Pull every line containing "base" from the entries.

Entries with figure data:
** begin **
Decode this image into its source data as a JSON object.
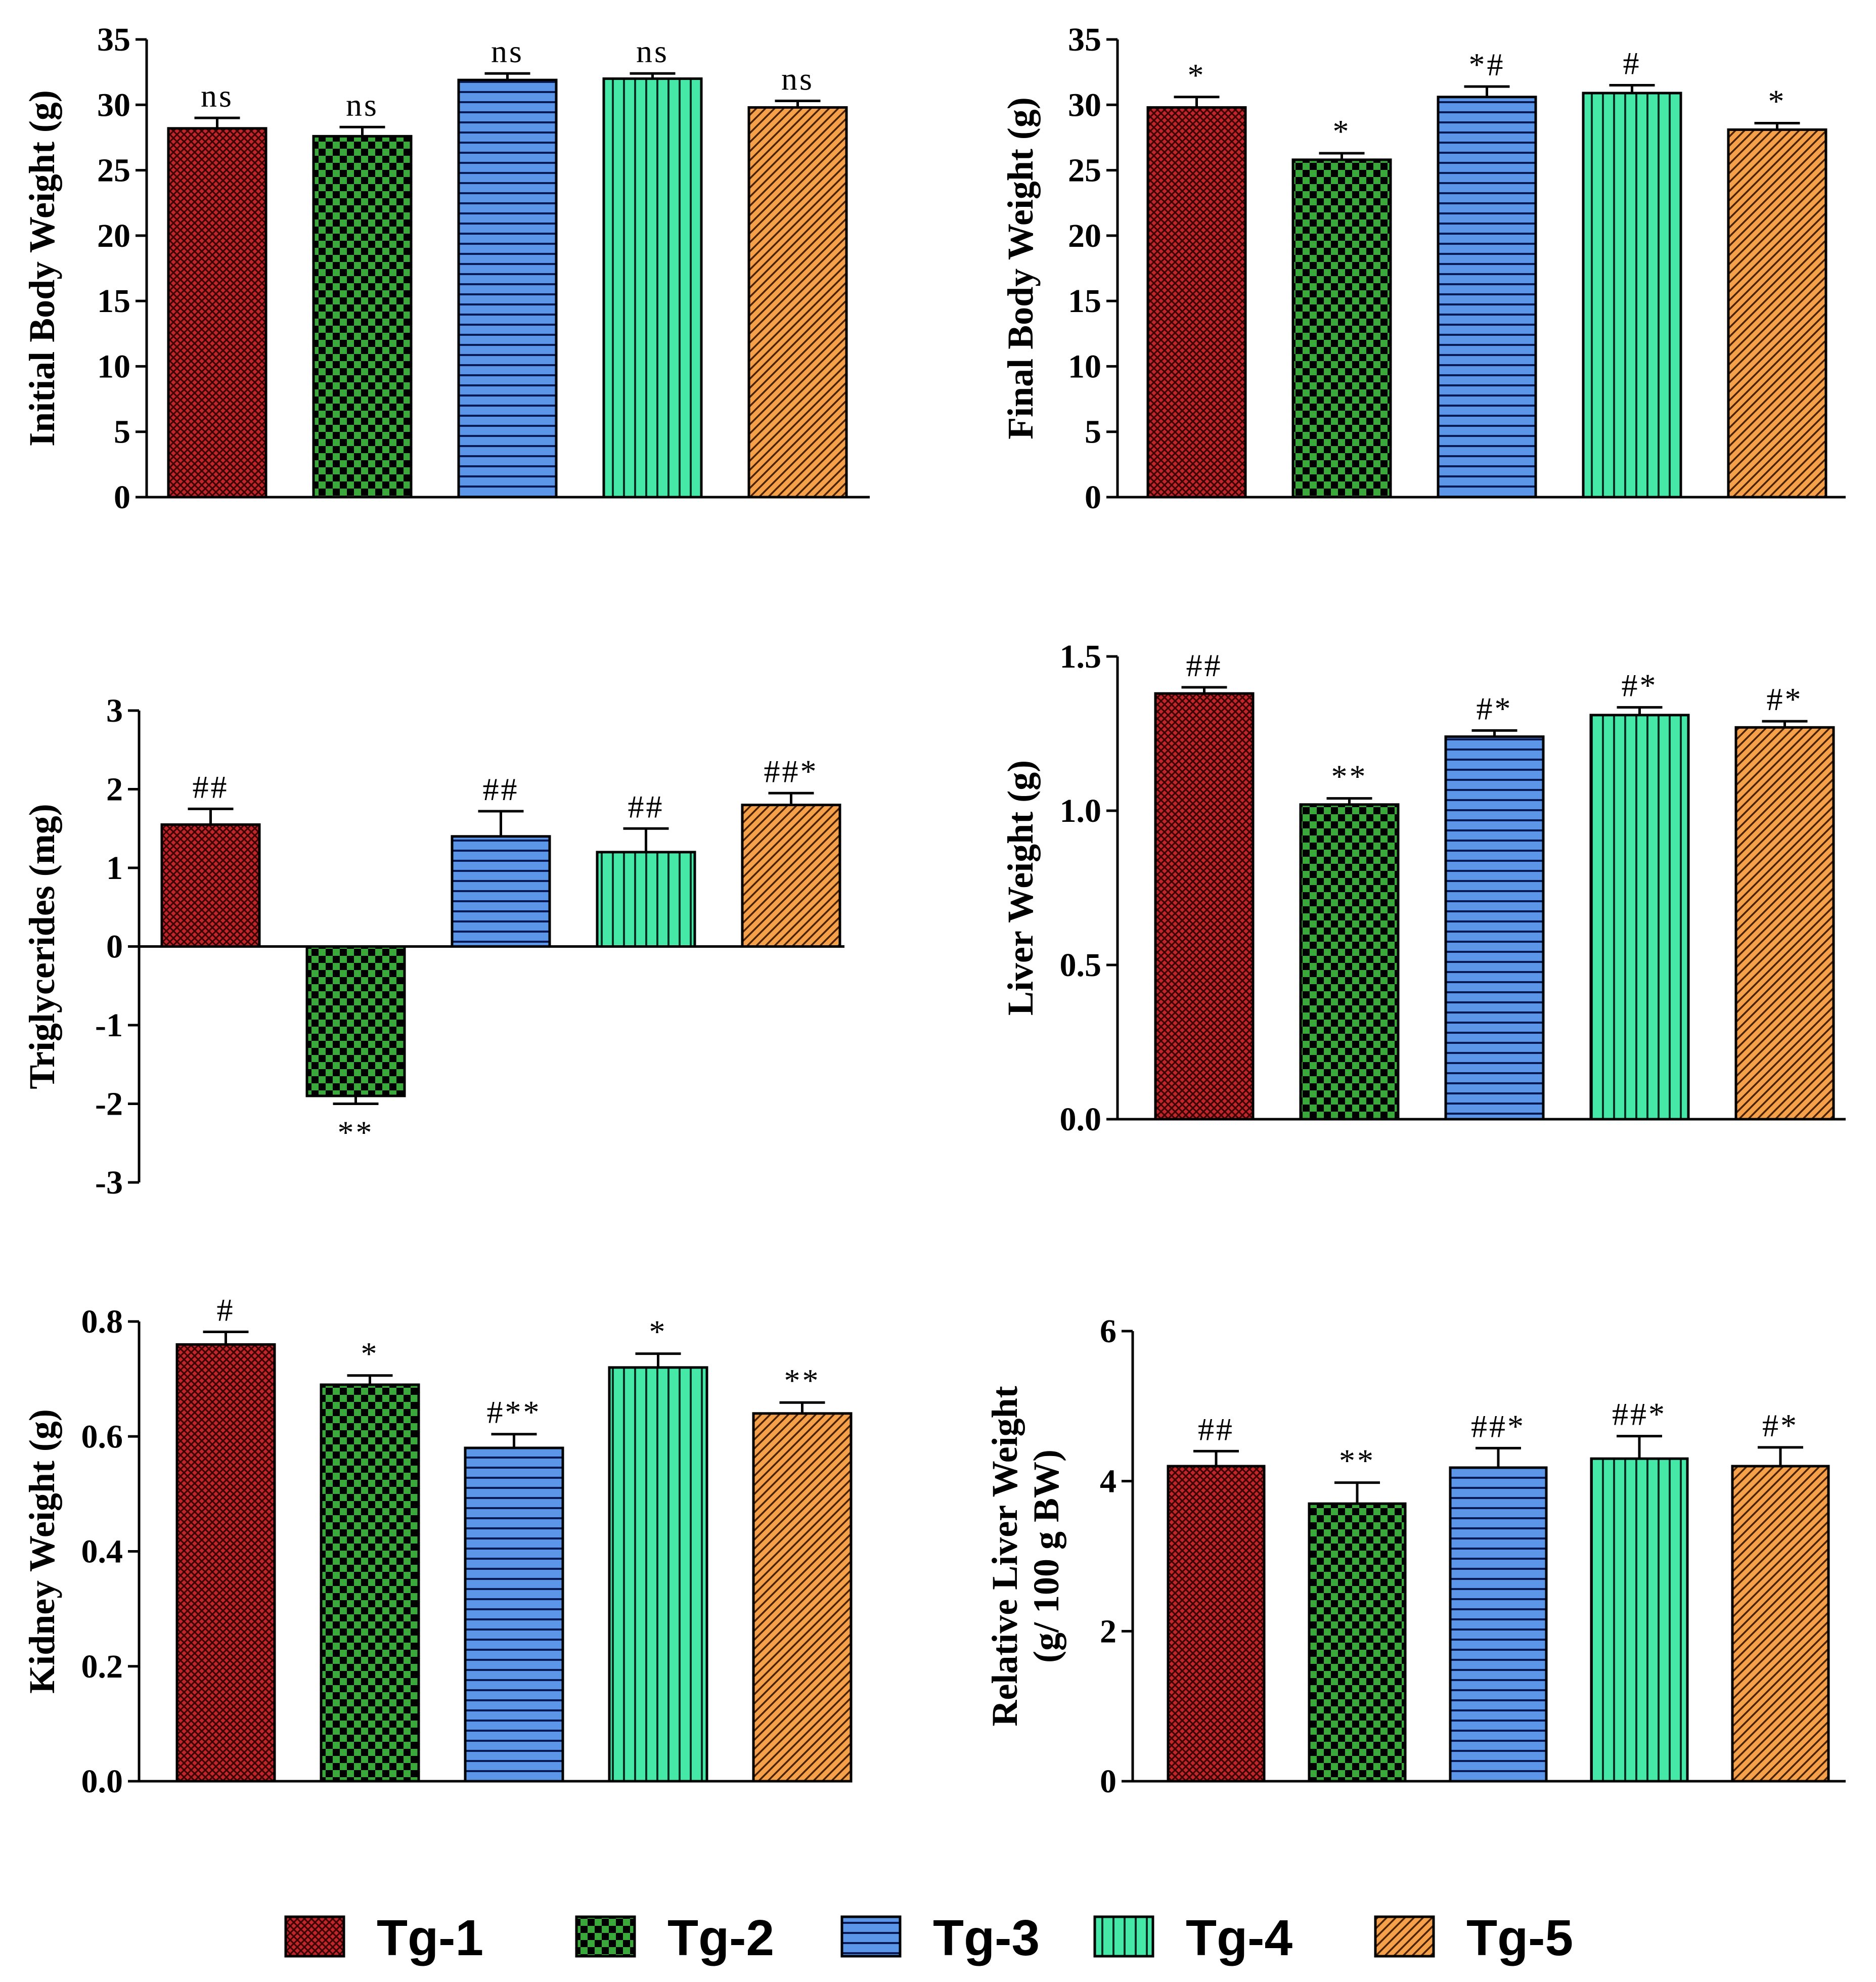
{
  "colors": {
    "Tg-1": {
      "base": "#c0262a",
      "ink": "#3a0000"
    },
    "Tg-2": {
      "base": "#3aa83a",
      "ink": "#000000"
    },
    "Tg-3": {
      "base": "#5b96e8",
      "ink": "#0a1a55"
    },
    "Tg-4": {
      "base": "#46e8a8",
      "ink": "#063022"
    },
    "Tg-5": {
      "base": "#f5a04a",
      "ink": "#4a2200"
    }
  },
  "legend": {
    "items": [
      {
        "label": "Tg-1",
        "icon": "crosshatch-swatch-icon"
      },
      {
        "label": "Tg-2",
        "icon": "checkerboard-swatch-icon"
      },
      {
        "label": "Tg-3",
        "icon": "horizontal-lines-swatch-icon"
      },
      {
        "label": "Tg-4",
        "icon": "vertical-lines-swatch-icon"
      },
      {
        "label": "Tg-5",
        "icon": "diagonal-lines-swatch-icon"
      }
    ]
  },
  "chart_data": [
    {
      "type": "bar",
      "title": "",
      "ylabel": [
        "Initial Body  Weight (g)"
      ],
      "categories": [
        "Tg-1",
        "Tg-2",
        "Tg-3",
        "Tg-4",
        "Tg-5"
      ],
      "values": [
        28.2,
        27.6,
        31.9,
        32.0,
        29.8
      ],
      "errors": [
        0.8,
        0.7,
        0.5,
        0.4,
        0.5
      ],
      "annotations": [
        "ns",
        "ns",
        "ns",
        "ns",
        "ns"
      ],
      "ylim": [
        0,
        35
      ],
      "yticks": [
        0,
        5,
        10,
        15,
        20,
        25,
        30,
        35
      ],
      "ytick_labels": [
        "0",
        "5",
        "10",
        "15",
        "20",
        "25",
        "30",
        "35"
      ]
    },
    {
      "type": "bar",
      "title": "",
      "ylabel": [
        "Final Body  Weight (g)"
      ],
      "categories": [
        "Tg-1",
        "Tg-2",
        "Tg-3",
        "Tg-4",
        "Tg-5"
      ],
      "values": [
        29.8,
        25.8,
        30.6,
        30.9,
        28.1
      ],
      "errors": [
        0.8,
        0.5,
        0.8,
        0.6,
        0.5
      ],
      "annotations": [
        "*",
        "*",
        "*#",
        "#",
        "*"
      ],
      "ylim": [
        0,
        35
      ],
      "yticks": [
        0,
        5,
        10,
        15,
        20,
        25,
        30,
        35
      ],
      "ytick_labels": [
        "0",
        "5",
        "10",
        "15",
        "20",
        "25",
        "30",
        "35"
      ]
    },
    {
      "type": "bar",
      "title": "",
      "ylabel": [
        "Triglycerides (mg)"
      ],
      "categories": [
        "Tg-1",
        "Tg-2",
        "Tg-3",
        "Tg-4",
        "Tg-5"
      ],
      "values": [
        1.55,
        -1.9,
        1.4,
        1.2,
        1.8
      ],
      "errors": [
        0.2,
        0.1,
        0.32,
        0.3,
        0.15
      ],
      "annotations": [
        "##",
        "**",
        "##",
        "##",
        "##*"
      ],
      "ylim": [
        -3,
        3
      ],
      "yticks": [
        -3,
        -2,
        -1,
        0,
        1,
        2,
        3
      ],
      "ytick_labels": [
        "-3",
        "-2",
        "-1",
        "0",
        "1",
        "2",
        "3"
      ]
    },
    {
      "type": "bar",
      "title": "",
      "ylabel": [
        "Liver Weight (g)"
      ],
      "categories": [
        "Tg-1",
        "Tg-2",
        "Tg-3",
        "Tg-4",
        "Tg-5"
      ],
      "values": [
        1.38,
        1.02,
        1.24,
        1.31,
        1.27
      ],
      "errors": [
        0.02,
        0.02,
        0.02,
        0.025,
        0.02
      ],
      "annotations": [
        "##",
        "**",
        "#*",
        "#*",
        "#*"
      ],
      "ylim": [
        0,
        1.5
      ],
      "yticks": [
        0,
        0.5,
        1.0,
        1.5
      ],
      "ytick_labels": [
        "0.0",
        "0.5",
        "1.0",
        "1.5"
      ]
    },
    {
      "type": "bar",
      "title": "",
      "ylabel": [
        "Kidney Weight (g)"
      ],
      "categories": [
        "Tg-1",
        "Tg-2",
        "Tg-3",
        "Tg-4",
        "Tg-5"
      ],
      "values": [
        0.76,
        0.69,
        0.58,
        0.72,
        0.64
      ],
      "errors": [
        0.022,
        0.016,
        0.024,
        0.024,
        0.019
      ],
      "annotations": [
        "#",
        "*",
        "#**",
        "*",
        "**"
      ],
      "ylim": [
        0,
        0.8
      ],
      "yticks": [
        0,
        0.2,
        0.4,
        0.6,
        0.8
      ],
      "ytick_labels": [
        "0.0",
        "0.2",
        "0.4",
        "0.6",
        "0.8"
      ]
    },
    {
      "type": "bar",
      "title": "",
      "ylabel": [
        "Relative Liver Weight",
        "(g/ 100 g BW)"
      ],
      "categories": [
        "Tg-1",
        "Tg-2",
        "Tg-3",
        "Tg-4",
        "Tg-5"
      ],
      "values": [
        4.2,
        3.7,
        4.18,
        4.3,
        4.2
      ],
      "errors": [
        0.2,
        0.28,
        0.26,
        0.3,
        0.25
      ],
      "annotations": [
        "##",
        "**",
        "##*",
        "##*",
        "#*"
      ],
      "ylim": [
        0,
        6
      ],
      "yticks": [
        0,
        2,
        4,
        6
      ],
      "ytick_labels": [
        "0",
        "2",
        "4",
        "6"
      ]
    }
  ]
}
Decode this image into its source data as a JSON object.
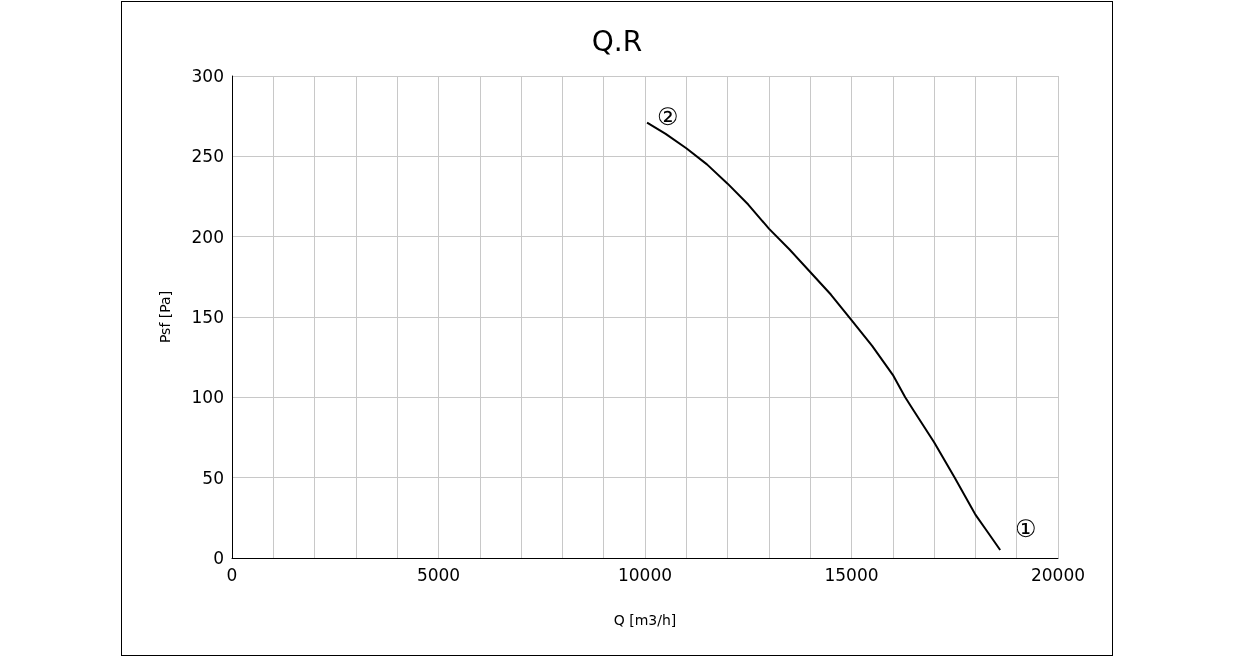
{
  "chart_data": {
    "type": "line",
    "title": "Q.R",
    "xlabel": "Q [m3/h]",
    "ylabel": "Psf [Pa]",
    "series": [
      {
        "color": "#000000",
        "x": [
          10050,
          10500,
          11000,
          11500,
          12000,
          12500,
          13000,
          13500,
          14000,
          14500,
          15000,
          15500,
          16000,
          16300,
          16500,
          17000,
          17500,
          18000,
          18300,
          18600
        ],
        "values": [
          271,
          264,
          255,
          245,
          233,
          220,
          205,
          192,
          178,
          164,
          148,
          132,
          114,
          100,
          92,
          72,
          50,
          27,
          16,
          5
        ]
      }
    ],
    "xlim": [
      0,
      20000
    ],
    "xticks": [
      0,
      {
        "value": 1000,
        "label": null
      },
      {
        "value": 2000,
        "label": null
      },
      {
        "value": 3000,
        "label": null
      },
      {
        "value": 4000,
        "label": null
      },
      5000,
      {
        "value": 6000,
        "label": null
      },
      {
        "value": 7000,
        "label": null
      },
      {
        "value": 8000,
        "label": null
      },
      {
        "value": 9000,
        "label": null
      },
      10000,
      {
        "value": 11000,
        "label": null
      },
      {
        "value": 12000,
        "label": null
      },
      {
        "value": 13000,
        "label": null
      },
      {
        "value": 14000,
        "label": null
      },
      15000,
      {
        "value": 16000,
        "label": null
      },
      {
        "value": 17000,
        "label": null
      },
      {
        "value": 18000,
        "label": null
      },
      {
        "value": 19000,
        "label": null
      },
      20000
    ],
    "ylim": [
      0,
      300
    ],
    "yticks": [
      0,
      50,
      100,
      150,
      200,
      250,
      300
    ],
    "annotations": [
      "②",
      "①"
    ],
    "grid": true,
    "marker": "none",
    "line_style": "solid"
  }
}
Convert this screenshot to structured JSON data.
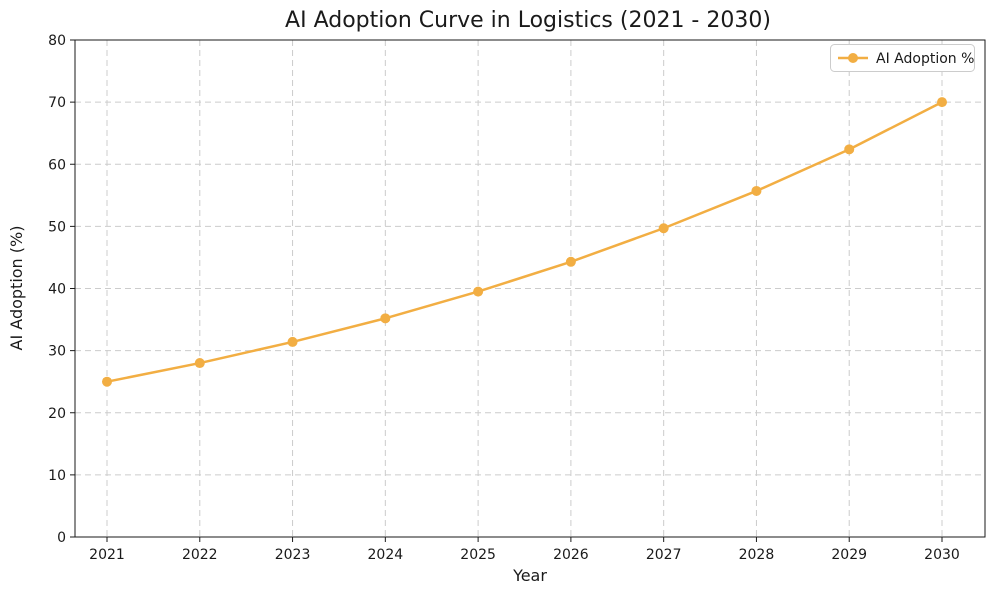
{
  "chart_data": {
    "type": "line",
    "title": "AI Adoption Curve in Logistics (2021 - 2030)",
    "xlabel": "Year",
    "ylabel": "AI Adoption (%)",
    "categories": [
      "2021",
      "2022",
      "2023",
      "2024",
      "2025",
      "2026",
      "2027",
      "2028",
      "2029",
      "2030"
    ],
    "series": [
      {
        "name": "AI Adoption %",
        "color": "#F2AE43",
        "marker": "circle",
        "values": [
          25.0,
          28.0,
          31.4,
          35.2,
          39.5,
          44.3,
          49.7,
          55.7,
          62.4,
          70.0
        ]
      }
    ],
    "ylim": [
      0,
      80
    ],
    "yticks": [
      0,
      10,
      20,
      30,
      40,
      50,
      60,
      70,
      80
    ],
    "grid": true,
    "grid_style": "dashed",
    "legend_position": "upper right",
    "colors": {
      "line": "#F2AE43",
      "grid": "#cccccc",
      "text": "#1a1a1a",
      "spine": "#1a1a1a",
      "legend_border": "#cccccc",
      "background": "#ffffff"
    }
  }
}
** end **
> Answer to the problem
      "base": "#c0262a",
      "base": "#3aa83a",
      "base": "#5b96e8",
      "base": "#46e8a8",
      "base": "#f5a04a",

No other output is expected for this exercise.